- _Your objective_: Copy every record exactly, and keep the pictures out.

--- start of Input records ---

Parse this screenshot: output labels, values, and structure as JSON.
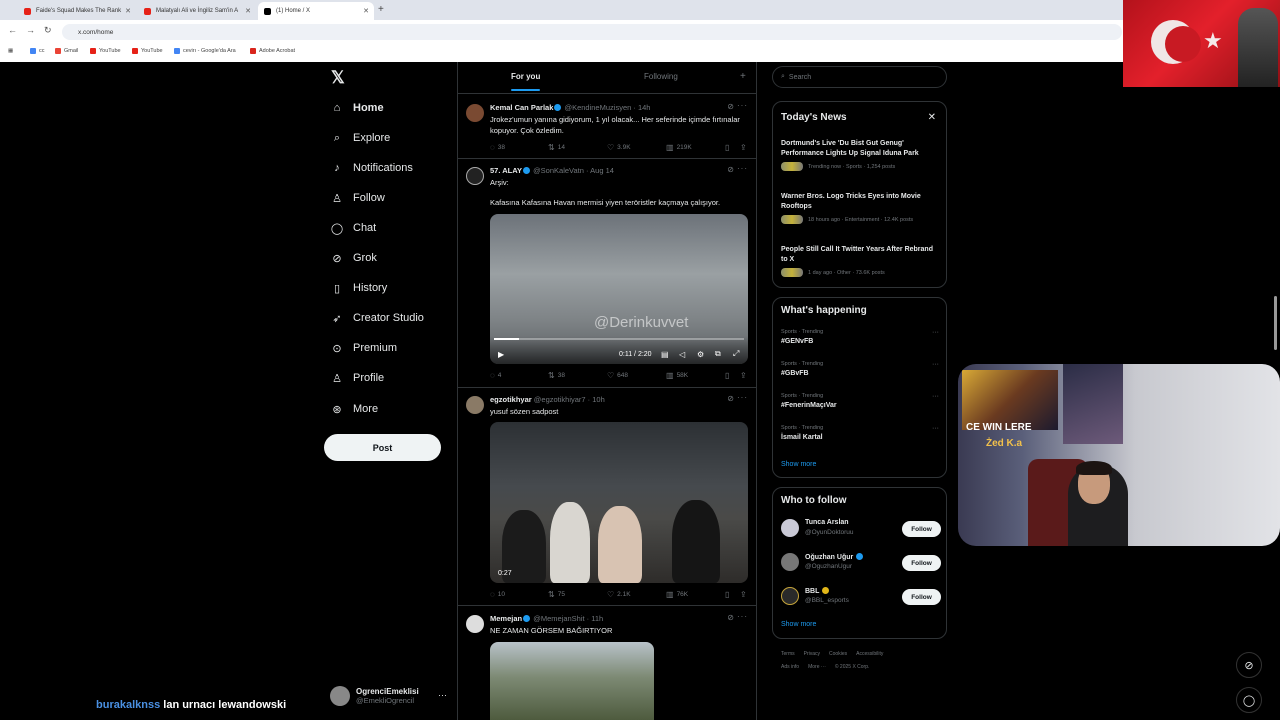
{
  "browser": {
    "tabs": [
      {
        "label": "Faide's Squad Makes The Rank",
        "color": "#e62117"
      },
      {
        "label": "Malatyalı Ali ve İngiliz Sam'in A",
        "color": "#e62117"
      },
      {
        "label": "(1) Home / X",
        "color": "#000000"
      }
    ],
    "url": "x.com/home",
    "bookmarks": [
      {
        "label": "cc",
        "color": "#4285f4"
      },
      {
        "label": "Gmail",
        "color": "#ea4335"
      },
      {
        "label": "YouTube",
        "color": "#e62117"
      },
      {
        "label": "YouTube",
        "color": "#e62117"
      },
      {
        "label": "cevirı - Google'da Ara",
        "color": "#4285f4"
      },
      {
        "label": "Adobe Acrobat",
        "color": "#d9251c"
      }
    ]
  },
  "nav": {
    "items": [
      {
        "label": "Home",
        "icon": "home-icon",
        "glyph": "⌂"
      },
      {
        "label": "Explore",
        "icon": "search-icon",
        "glyph": "⌕"
      },
      {
        "label": "Notifications",
        "icon": "bell-icon",
        "glyph": "♪"
      },
      {
        "label": "Follow",
        "icon": "follow-icon",
        "glyph": "♙"
      },
      {
        "label": "Chat",
        "icon": "chat-icon",
        "glyph": "◯"
      },
      {
        "label": "Grok",
        "icon": "grok-icon",
        "glyph": "⊘"
      },
      {
        "label": "History",
        "icon": "bookmark-icon",
        "glyph": "▯"
      },
      {
        "label": "Creator Studio",
        "icon": "rocket-icon",
        "glyph": "➶"
      },
      {
        "label": "Premium",
        "icon": "premium-icon",
        "glyph": "⊙"
      },
      {
        "label": "Profile",
        "icon": "profile-icon",
        "glyph": "♙"
      },
      {
        "label": "More",
        "icon": "more-icon",
        "glyph": "⊛"
      }
    ],
    "post_label": "Post",
    "account": {
      "name": "OgrenciEmeklisi",
      "handle": "@EmekliOgrencil"
    }
  },
  "timeline": {
    "tabs": [
      "For you",
      "Following"
    ],
    "posts": [
      {
        "name": "Kemal Can Parlak",
        "handle": "@KendineMuzisyen",
        "time": "14h",
        "text": "Jrokez'umun yanına gidiyorum, 1 yıl olacak... Her seferinde içimde fırtınalar kopuyor. Çok özledim.",
        "replies": "38",
        "reposts": "14",
        "likes": "3.9K",
        "views": "219K"
      },
      {
        "name": "57. ALAY",
        "handle": "@SonKaleVatn",
        "time": "Aug 14",
        "text": "Arşiv:",
        "text2": "Kafasına Kafasına Havan mermisi yiyen teröristler kaçmaya çalışıyor.",
        "watermark": "@Derinkuvvet",
        "video_time": "0:11 / 2:20",
        "replies": "4",
        "reposts": "38",
        "likes": "648",
        "views": "58K"
      },
      {
        "name": "egzotikhyar",
        "handle": "@egzotikhiyar7",
        "time": "10h",
        "text": "yusuf sözen sadpost",
        "video_time": "0:27",
        "replies": "10",
        "reposts": "75",
        "likes": "2.1K",
        "views": "76K"
      },
      {
        "name": "Memejan",
        "handle": "@MemejanShit",
        "time": "11h",
        "text": "NE ZAMAN GÖRSEM BAĞIRTIYOR"
      }
    ]
  },
  "sidebar": {
    "search_placeholder": "Search",
    "news_title": "Today's News",
    "news": [
      {
        "title": "Dortmund's Live 'Du Bist Gut Genug' Performance Lights Up Signal Iduna Park",
        "meta": "Trending now · Sports · 1,254 posts"
      },
      {
        "title": "Warner Bros. Logo Tricks Eyes into Movie Rooftops",
        "meta": "18 hours ago · Entertainment · 12.4K posts"
      },
      {
        "title": "People Still Call It Twitter Years After Rebrand to X",
        "meta": "1 day ago · Other · 73.6K posts"
      }
    ],
    "happening_title": "What's happening",
    "trends": [
      {
        "context": "Sports · Trending",
        "name": "#GENvFB"
      },
      {
        "context": "Sports · Trending",
        "name": "#GBvFB"
      },
      {
        "context": "Sports · Trending",
        "name": "#FenerinMaçıVar"
      },
      {
        "context": "Sports · Trending",
        "name": "İsmail Kartal"
      }
    ],
    "show_more": "Show more",
    "wtf_title": "Who to follow",
    "follow": [
      {
        "name": "Tunca Arslan",
        "handle": "@OyunDoktoruu",
        "badge": "none"
      },
      {
        "name": "Oğuzhan Uğur",
        "handle": "@OguzhanUgur",
        "badge": "blue"
      },
      {
        "name": "BBL",
        "handle": "@BBL_esports",
        "badge": "gold"
      }
    ],
    "follow_label": "Follow",
    "footer1": [
      "Terms",
      "Privacy",
      "Cookies",
      "Accessibility"
    ],
    "footer2": [
      "Ads info",
      "More ···",
      "© 2025 X Corp."
    ]
  },
  "stream": {
    "chat_user": "burakalknss",
    "chat_message": "lan urnacı lewandowski",
    "cam_text1": "CE WIN LERE",
    "cam_text2": "Żed K.a"
  },
  "colors": {
    "accent": "#1d9bf0",
    "background": "#000000",
    "border": "#2f3336"
  }
}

--- end of Input records ---

- _Exercise answer_:
Parse this screenshot: output labels, values, and structure as JSON.
{
  "browser": {
    "tabs": [
      {
        "label": "Faide's Squad Makes The Rank",
        "color": "#e62117"
      },
      {
        "label": "Malatyalı Ali ve İngiliz Sam'in A",
        "color": "#e62117"
      },
      {
        "label": "(1) Home / X",
        "color": "#000000"
      }
    ],
    "url": "x.com/home",
    "bookmarks": [
      {
        "label": "cc",
        "color": "#4285f4"
      },
      {
        "label": "Gmail",
        "color": "#ea4335"
      },
      {
        "label": "YouTube",
        "color": "#e62117"
      },
      {
        "label": "YouTube",
        "color": "#e62117"
      },
      {
        "label": "cevirı - Google'da Ara",
        "color": "#4285f4"
      },
      {
        "label": "Adobe Acrobat",
        "color": "#d9251c"
      }
    ]
  },
  "nav": {
    "items": [
      {
        "label": "Home",
        "icon": "home-icon",
        "glyph": "⌂"
      },
      {
        "label": "Explore",
        "icon": "search-icon",
        "glyph": "⌕"
      },
      {
        "label": "Notifications",
        "icon": "bell-icon",
        "glyph": "♪"
      },
      {
        "label": "Follow",
        "icon": "follow-icon",
        "glyph": "♙"
      },
      {
        "label": "Chat",
        "icon": "chat-icon",
        "glyph": "◯"
      },
      {
        "label": "Grok",
        "icon": "grok-icon",
        "glyph": "⊘"
      },
      {
        "label": "History",
        "icon": "bookmark-icon",
        "glyph": "▯"
      },
      {
        "label": "Creator Studio",
        "icon": "rocket-icon",
        "glyph": "➶"
      },
      {
        "label": "Premium",
        "icon": "premium-icon",
        "glyph": "⊙"
      },
      {
        "label": "Profile",
        "icon": "profile-icon",
        "glyph": "♙"
      },
      {
        "label": "More",
        "icon": "more-icon",
        "glyph": "⊛"
      }
    ],
    "post_label": "Post",
    "account": {
      "name": "OgrenciEmeklisi",
      "handle": "@EmekliOgrencil"
    }
  },
  "timeline": {
    "tabs": [
      "For you",
      "Following"
    ],
    "posts": [
      {
        "name": "Kemal Can Parlak",
        "handle": "@KendineMuzisyen",
        "time": "14h",
        "text": "Jrokez'umun yanına gidiyorum, 1 yıl olacak... Her seferinde içimde fırtınalar kopuyor. Çok özledim.",
        "replies": "38",
        "reposts": "14",
        "likes": "3.9K",
        "views": "219K"
      },
      {
        "name": "57. ALAY",
        "handle": "@SonKaleVatn",
        "time": "Aug 14",
        "text": "Arşiv:",
        "text2": "Kafasına Kafasına Havan mermisi yiyen teröristler kaçmaya çalışıyor.",
        "watermark": "@Derinkuvvet",
        "video_time": "0:11 / 2:20",
        "replies": "4",
        "reposts": "38",
        "likes": "648",
        "views": "58K"
      },
      {
        "name": "egzotikhyar",
        "handle": "@egzotikhiyar7",
        "time": "10h",
        "text": "yusuf sözen sadpost",
        "video_time": "0:27",
        "replies": "10",
        "reposts": "75",
        "likes": "2.1K",
        "views": "76K"
      },
      {
        "name": "Memejan",
        "handle": "@MemejanShit",
        "time": "11h",
        "text": "NE ZAMAN GÖRSEM BAĞIRTIYOR"
      }
    ]
  },
  "sidebar": {
    "search_placeholder": "Search",
    "news_title": "Today's News",
    "news": [
      {
        "title": "Dortmund's Live 'Du Bist Gut Genug' Performance Lights Up Signal Iduna Park",
        "meta": "Trending now · Sports · 1,254 posts"
      },
      {
        "title": "Warner Bros. Logo Tricks Eyes into Movie Rooftops",
        "meta": "18 hours ago · Entertainment · 12.4K posts"
      },
      {
        "title": "People Still Call It Twitter Years After Rebrand to X",
        "meta": "1 day ago · Other · 73.6K posts"
      }
    ],
    "happening_title": "What's happening",
    "trends": [
      {
        "context": "Sports · Trending",
        "name": "#GENvFB"
      },
      {
        "context": "Sports · Trending",
        "name": "#GBvFB"
      },
      {
        "context": "Sports · Trending",
        "name": "#FenerinMaçıVar"
      },
      {
        "context": "Sports · Trending",
        "name": "İsmail Kartal"
      }
    ],
    "show_more": "Show more",
    "wtf_title": "Who to follow",
    "follow": [
      {
        "name": "Tunca Arslan",
        "handle": "@OyunDoktoruu",
        "badge": "none"
      },
      {
        "name": "Oğuzhan Uğur",
        "handle": "@OguzhanUgur",
        "badge": "blue"
      },
      {
        "name": "BBL",
        "handle": "@BBL_esports",
        "badge": "gold"
      }
    ],
    "follow_label": "Follow",
    "footer1": [
      "Terms",
      "Privacy",
      "Cookies",
      "Accessibility"
    ],
    "footer2": [
      "Ads info",
      "More ···",
      "© 2025 X Corp."
    ]
  },
  "stream": {
    "chat_user": "burakalknss",
    "chat_message": "lan urnacı lewandowski",
    "cam_text1": "CE WIN LERE",
    "cam_text2": "Żed K.a"
  },
  "colors": {
    "accent": "#1d9bf0",
    "background": "#000000",
    "border": "#2f3336"
  }
}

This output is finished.